- _Records to process_:
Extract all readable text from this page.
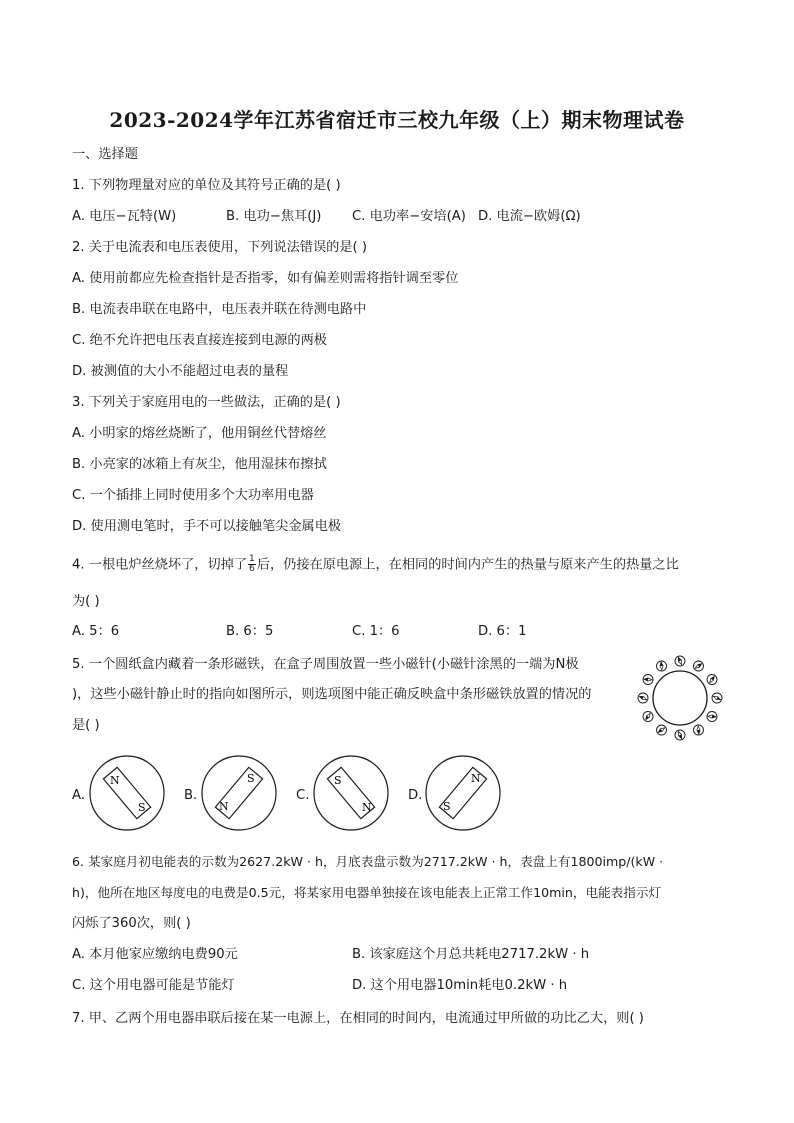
2023-2024学年江苏省宿迁市三校九年级（上）期末物理试卷
一、选择题
1. 下列物理量对应的单位及其符号正确的是( )
A. 电压−瓦特(W)	B. 电功−焦耳(J) C. 电功率−安培(A) D. 电流−欧姆(Ω)
2. 关于电流表和电压表使用，下列说法错误的是( )
A. 使用前都应先检查指针是否指零，如有偏差则需将指针调至零位
B. 电流表串联在电路中，电压表并联在待测电路中
C. 绝不允许把电压表直接连接到电源的两极
D. 被测值的大小不能超过电表的量程
3. 下列关于家庭用电的一些做法，正确的是( )
A. 小明家的熔丝烧断了，他用铜丝代替熔丝
B. 小亮家的冰箱上有灰尘，他用湿抹布擦拭
C. 一个插排上同时使用多个大功率用电器
D. 使用测电笔时，手不可以接触笔尖金属电极
4. 一根电炉丝烧坏了，切掉了 $\frac{1}{6}$ 后，仍接在原电源上，在相同的时间内产生的热量与原来产生的热量之比
为( )
A. 5：6	B. 6：5	C. 1：6	D. 6：1
5. 一个圆纸盒内藏着一条形磁铁，在盒子周围放置一些小磁针(小磁针涂黑的一端为N极
)，这些小磁针静止时的指向如图所示，则选项图中能正确反映盒中条形磁铁放置的情况的
是( )
A.
N
S
B.
S
N
C.
S
N
D.
N
S
6. 某家庭月初电能表的示数为2627.2kW · h，月底表盘示数为2717.2kW · h，表盘上有1800imp/(kW ·
h)，他所在地区每度电的电费是0.5元，将某家用电器单独接在该电能表上正常工作10min，电能表指示灯
闪烁了360次，则( )
A. 本月他家应缴纳电费90元	B. 该家庭这个月总共耗电2717.2kW · h
C. 这个用电器可能是节能灯	D. 这个用电器10min耗电0.2kW · h
7. 甲、乙两个用电器串联后接在某一电源上，在相同的时间内，电流通过甲所做的功比乙大，则( )
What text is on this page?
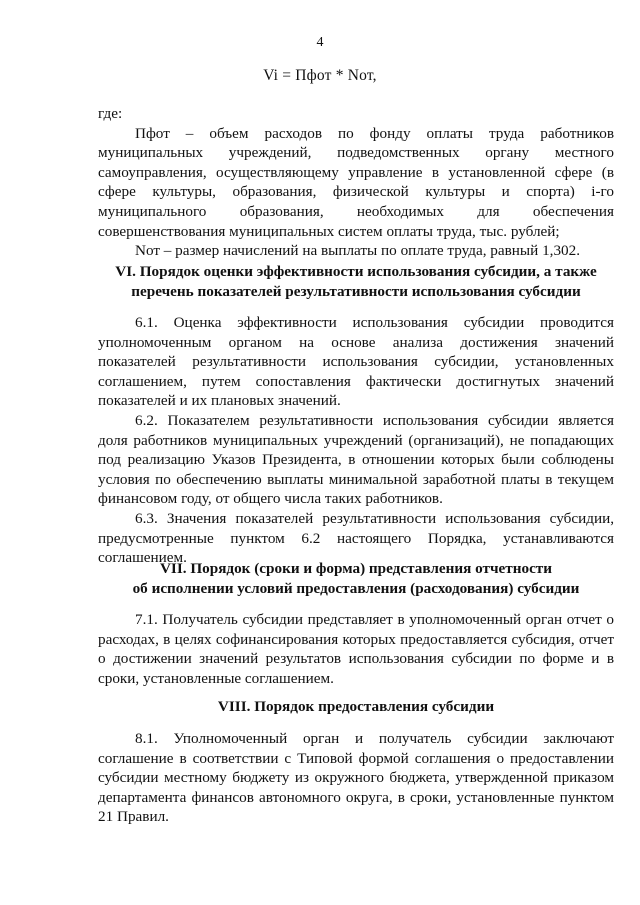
4
Vi = Пфот * Nот,

где:

Пфот – объем расходов по фонду оплаты труда работников муниципальных учреждений, подведомственных органу местного самоуправления, осуществляющему управление в установленной сфере (в сфере культуры, образования, физической культуры и спорта) i-го муниципального образования, необходимых для обеспечения совершенствования муниципальных систем оплаты труда, тыс. рублей;

Nот – размер начислений на выплаты по оплате труда, равный 1,302.

VI. Порядок оценки эффективности использования субсидии, а также
перечень показателей результативности использования субсидии

6.1. Оценка эффективности использования субсидии проводится уполномоченным органом на основе анализа достижения значений показателей результативности использования субсидии, установленных соглашением, путем сопоставления фактически достигнутых значений показателей и их плановых значений.

6.2. Показателем результативности использования субсидии является доля работников муниципальных учреждений (организаций), не попадающих под реализацию Указов Президента, в отношении которых были соблюдены условия по обеспечению выплаты минимальной заработной платы в текущем финансовом году, от общего числа таких работников.

6.3. Значения показателей результативности использования субсидии, предусмотренные пунктом 6.2 настоящего Порядка, устанавливаются соглашением.

VII. Порядок (сроки и форма) представления отчетности
об исполнении условий предоставления (расходования) субсидии

7.1. Получатель субсидии представляет в уполномоченный орган отчет о расходах, в целях софинансирования которых предоставляется субсидия, отчет о достижении значений результатов использования субсидии по форме и в сроки, установленные соглашением.

VIII. Порядок предоставления субсидии

8.1. Уполномоченный орган и получатель субсидии заключают соглашение в соответствии с Типовой формой соглашения о предоставлении субсидии местному бюджету из окружного бюджета, утвержденной приказом департамента финансов автономного округа, в сроки, установленные пунктом 21 Правил.
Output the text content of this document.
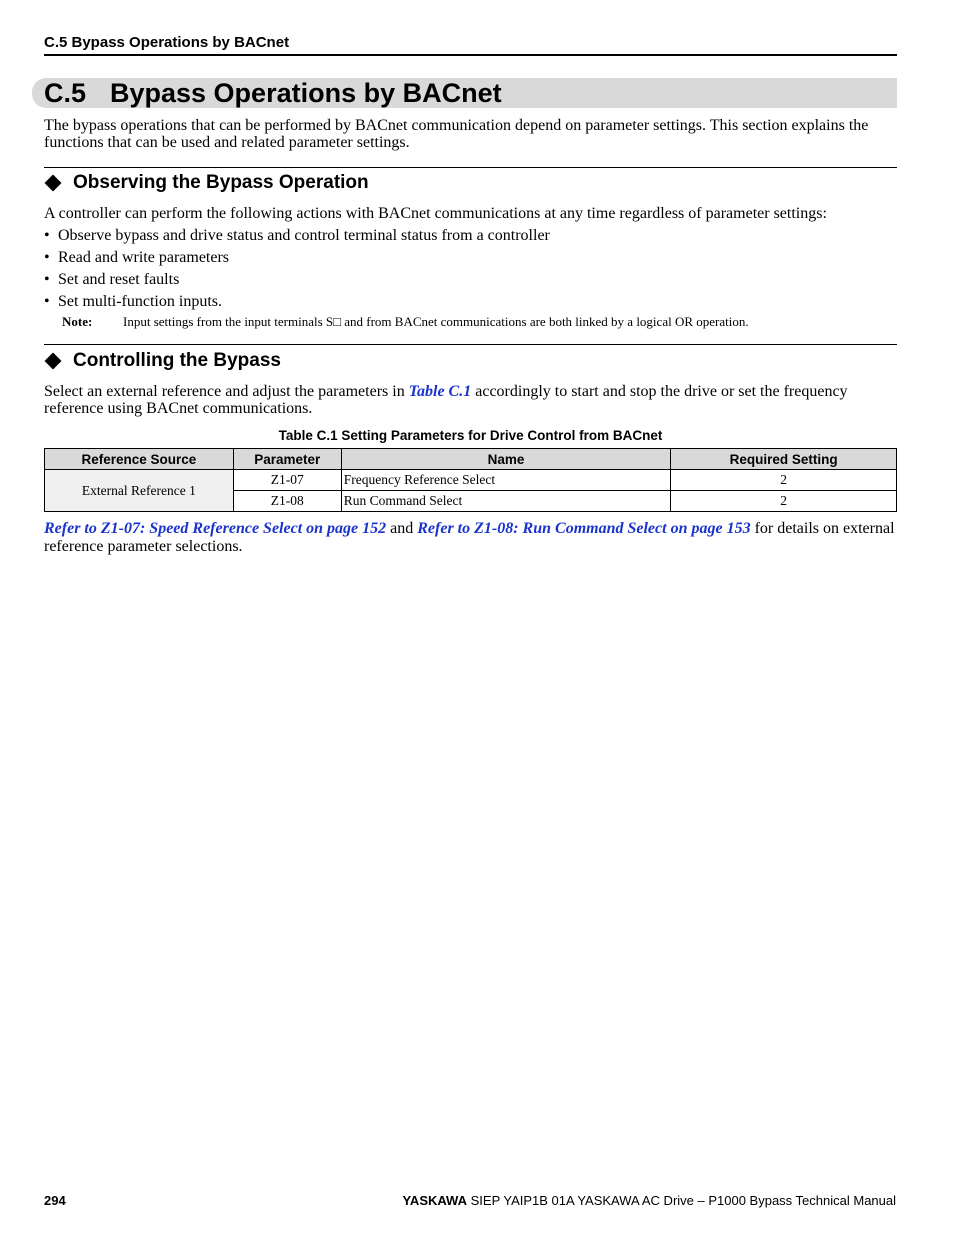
C.5 Bypass Operations by BACnet
C.5 Bypass Operations by BACnet
The bypass operations that can be performed by BACnet communication depend on parameter settings. This section explains the functions that can be used and related parameter settings.
Observing the Bypass Operation
A controller can perform the following actions with BACnet communications at any time regardless of parameter settings:
• Observe bypass and drive status and control terminal status from a controller
• Read and write parameters
• Set and reset faults
• Set multi-function inputs.
Note: Input settings from the input terminals S□ and from BACnet communications are both linked by a logical OR operation.
Controlling the Bypass
Select an external reference and adjust the parameters in Table C.1 accordingly to start and stop the drive or set the frequency reference using BACnet communications.
Table C.1 Setting Parameters for Drive Control from BACnet
Reference Source	Parameter	Name	Required Setting
External Reference 1	Z1-07	Frequency Reference Select	2
	Z1-08	Run Command Select	2
Refer to Z1-07: Speed Reference Select on page 152 and Refer to Z1-08: Run Command Select on page 153 for details on external reference parameter selections.
294	YASKAWA SIEP YAIP1B 01A YASKAWA AC Drive – P1000 Bypass Technical Manual
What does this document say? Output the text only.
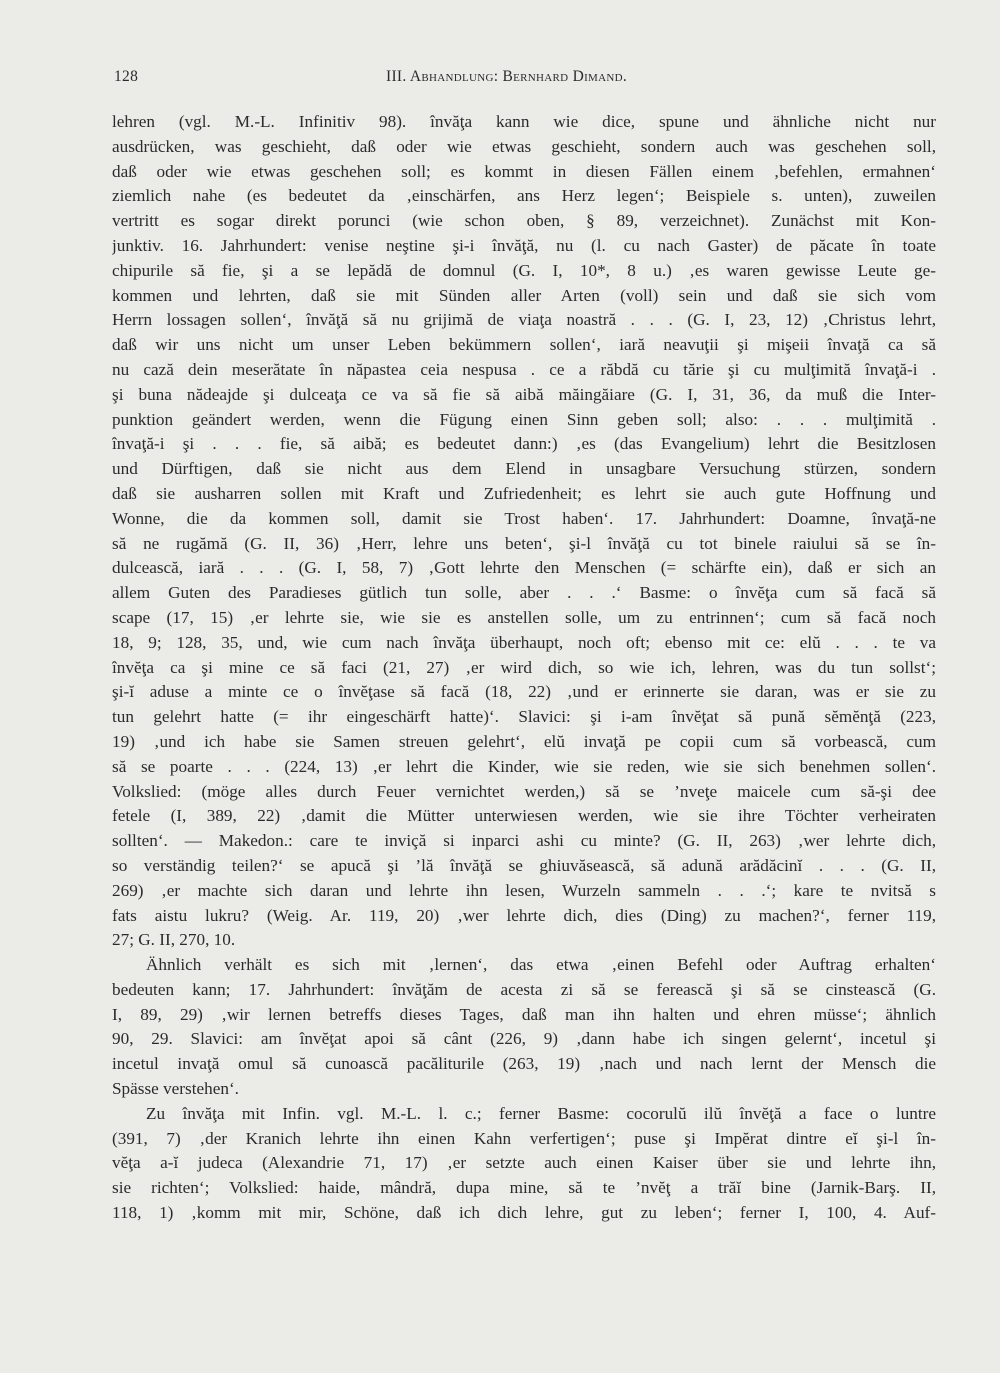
128	III. Abhandlung: Bernhard Dimand.
lehren (vgl. M.-L. Infinitiv 98). învăţa kann wie dice, spune und ähnliche nicht nur
ausdrücken, was geschieht, daß oder wie etwas geschieht, sondern auch was geschehen soll,
daß oder wie etwas geschehen soll; es kommt in diesen Fällen einem ‚befehlen, ermahnen‘
ziemlich nahe (es bedeutet da ‚einschärfen, ans Herz legen‘; Beispiele s. unten), zuweilen
vertritt es sogar direkt porunci (wie schon oben, § 89, verzeichnet). Zunächst mit Kon-
junktiv. 16. Jahrhundert: venise neştine şi-i învăţă, nu (l. cu nach Gaster) de păcate în toate
chipurile să fie, şi a se lepădă de domnul (G. I, 10*, 8 u.) ‚es waren gewisse Leute ge-
kommen und lehrten, daß sie mit Sünden aller Arten (voll) sein und daß sie sich vom
Herrn lossagen sollen‘, învăţă să nu grijimă de viaţa noastră . . . (G. I, 23, 12) ‚Christus lehrt,
daß wir uns nicht um unser Leben bekümmern sollen‘, iară neavuţii şi mişeii învaţă ca să
nu cază dein meserătate în năpastea ceia nespusa . ce a răbdă cu tărie şi cu mulţimită învaţă-i .
şi buna nădeajde şi dulceaţa ce va să fie să aibă măingăiare (G. I, 31, 36, da muß die Inter-
punktion geändert werden, wenn die Fügung einen Sinn geben soll; also: . . . mulţimită .
învaţă-i şi . . . fie, să aibă; es bedeutet dann:) ‚es (das Evangelium) lehrt die Besitzlosen
und Dürftigen, daß sie nicht aus dem Elend in unsagbare Versuchung stürzen, sondern
daß sie ausharren sollen mit Kraft und Zufriedenheit; es lehrt sie auch gute Hoffnung und
Wonne, die da kommen soll, damit sie Trost haben‘. 17. Jahrhundert: Doamne, învaţă-ne
să ne rugămă (G. II, 36) ‚Herr, lehre uns beten‘, şi-l învăţă cu tot binele raiului să se în-
dulcească, iară . . . (G. I, 58, 7) ‚Gott lehrte den Menschen (= schärfte ein), daß er sich an
allem Guten des Paradieses gütlich tun solle, aber . . .‘ Basme: o învĕţa cum să facă să
scape (17, 15) ‚er lehrte sie, wie sie es anstellen solle, um zu entrinnen‘; cum să facă noch
18, 9; 128, 35, und, wie cum nach învăţa überhaupt, noch oft; ebenso mit ce: elŭ . . . te va
învĕţa ca şi mine ce să faci (21, 27) ‚er wird dich, so wie ich, lehren, was du tun sollst‘;
şi-ĭ aduse a minte ce o învĕţase să facă (18, 22) ‚und er erinnerte sie daran, was er sie zu
tun gelehrt hatte (= ihr eingeschärft hatte)‘. Slavici: şi i-am învĕţat să pună sĕmĕnţă (223,
19) ‚und ich habe sie Samen streuen gelehrt‘, elŭ invaţă pe copii cum să vorbească, cum
să se poarte . . . (224, 13) ‚er lehrt die Kinder, wie sie reden, wie sie sich benehmen sollen‘.
Volkslied: (möge alles durch Feuer vernichtet werden,) să se ’nveţe maicele cum să-şi dee
fetele (I, 389, 22) ‚damit die Mütter unterwiesen werden, wie sie ihre Töchter verheiraten
sollten‘. — Makedon.: care te inviçă si inparci ashi cu minte? (G. II, 263) ‚wer lehrte dich,
so verständig teilen?‘ se apucă şi ’lă învăţă se ghiuvăsească, să adună arădăcinĭ . . . (G. II,
269) ‚er machte sich daran und lehrte ihn lesen, Wurzeln sammeln . . .‘; kare te nvitsă s
fats aistu lukru? (Weig. Ar. 119, 20) ‚wer lehrte dich, dies (Ding) zu machen?‘, ferner 119,
27; G. II, 270, 10.
Ähnlich verhält es sich mit ‚lernen‘, das etwa ‚einen Befehl oder Auftrag erhalten‘
bedeuten kann; 17. Jahrhundert: învăţăm de acesta zi să se ferească şi să se cinstească (G.
I, 89, 29) ‚wir lernen betreffs dieses Tages, daß man ihn halten und ehren müsse‘; ähnlich
90, 29. Slavici: am învĕţat apoi să cânt (226, 9) ‚dann habe ich singen gelernt‘, incetul şi
incetul invaţă omul să cunoască pacăliturile (263, 19) ‚nach und nach lernt der Mensch die
Spässe verstehen‘.
Zu învăţa mit Infin. vgl. M.-L. l. c.; ferner Basme: cocorulŭ ilŭ învĕţă a face o luntre
(391, 7) ‚der Kranich lehrte ihn einen Kahn verfertigen‘; puse şi Impĕrat dintre eĭ şi-l în-
vĕţa a-ĭ judeca (Alexandrie 71, 17) ‚er setzte auch einen Kaiser über sie und lehrte ihn,
sie richten‘; Volkslied: haide, mândră, dupa mine, să te ’nvĕţ a trăĭ bine (Jarnik-Barş. II,
118, 1) ‚komm mit mir, Schöne, daß ich dich lehre, gut zu leben‘; ferner I, 100, 4. Auf-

- _Problem statement_:
Extract each line holding the word "sondern" from the records.

- _Solution for this task_:
ausdrücken, was geschieht, daß oder wie etwas geschieht, sondern auch was geschehen soll,
und Dürftigen, daß sie nicht aus dem Elend in unsagbare Versuchung stürzen, sondern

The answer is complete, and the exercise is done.